## CONSIGNES
(a) D'après le récit sur Breuillet sous la Révolution, à quelle date le procureur Charles Le Roy est-il venu verbaliser chez la cabaretière Duperray ?
(b) Prolongez le récit sur Breuillet sous la Révolution en reprenant après sa dernière phrase.

## TEXTE À LIRE

Breuillet sous la Révolution (2) (1792-1793)
Cette chronique est le deuxième volet de l'histoire du village de Breuillet pendant la Révolution. Nous reproduisons, dans l'esprit et la lettre, les procès-verbaux des réunions du conseil général, alias conseil municipal.
C.Julien septembre 2013.
Les femmes de Breuillet
Les femmes de Breuillet, on peut en juger par ce qui précède, et nous aurons encore l'occasion de le constater, n'étaient pas d'un commerce facile. Elles n'avaient aucun respect pour l'autorité. C'était tout au moins le cas de la cabaretière Duperray chez qui vint verbaliser le procureur Charles Le Roy, le 6 janvier 1792 « jour de fête de l'Epiphanie. Ledit procureur trouve chez la délinquante plusieurs personnes de la paroisse à boire, qui est contre l'ordre de la bonne police, lesquels buveurs ont ofert audy Le Roy un verre de vin ». Le procureur, on le pense bien, ne se laissa point corrompre et se retira pour aller à l'office non sans avoir entendu la femme Duperray lui dire « mille invectives avec menaces qu'une autre fois il ne sortiroit pas de chez elle comme il y étoit rentré vu qu'il n'était pas décoré de son écharpe et qu'il méritoit une bonne volée, et que s'il retournoit chez elle pendant le service divin ou à autre heure indue pour y faire la police que ce qu'elle lui promettoit lui arriveroit ».

## DONNÉES
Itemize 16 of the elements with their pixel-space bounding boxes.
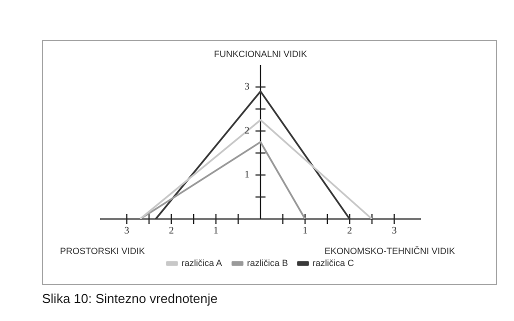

## RÉPONSES
(a) Le 6 janvier 1792, jour de fête de l'Épiphanie.

(b)
Marie Lesage, femme de Jean-Baptiste Paillard, et la femme Cousin étaient plus irascibles encore. Le 2 mars 1792, à six heures du matin, Marie Catherine Auré, femme de Noël Declaye, sabotier, se rendit chez la dame Cousin sa voisine pour y chercher les bas de ses enfants. Elle était à peine entrée qu'elle fut reçue manu militari par Marie Lesage. Elle cria à son secours. Declaye accourut, les mégères fermèrent la porte derrière laquelle elles échangèrent des propos qui donnèrent la chair de poule au pauvre sabotier : « la serpe, la serpe, il faut l'ébrancher… » Declaye battit prudemment en retraite. Il le fit en bon ordre ; il aurait gagné à y mettre plus de précipitation. Le procès-verbal dit qu'à ce moment précis, il reçut « un coup de pelle à feu sur l'œil gauche ». La cause de la scène ? Declaye était soupçonné d'avoir déclaré que la femme Cousin et Paillard avaient fait « ripaille pendant la nuit dernière en mangeant le salé à Paillard avec Étienne Broust qui fournissait le vin, et que cela causait un gros scandale dans tout le pays vu que ledit Paillard frappait sa femme sachant que toutes ses choses se faisaient en son absence… ». Hélàs ! la calomnie, la médisance peut-être régnaient à Breuillet.
Administration du maire Paul Léonard
Le 18 décembre 1792, les citoyens actifs de la commune nommèrent comme maire, aux lieux et place de Pierre Brouet, Paul Léonard, maçon, élu par 27 voix sur 33 votants seulement.
La nouvelle administration fut la continuation de la précédente : mêmes persécutions contre les personnes enfreignant l'arrêté sur le repos dominical.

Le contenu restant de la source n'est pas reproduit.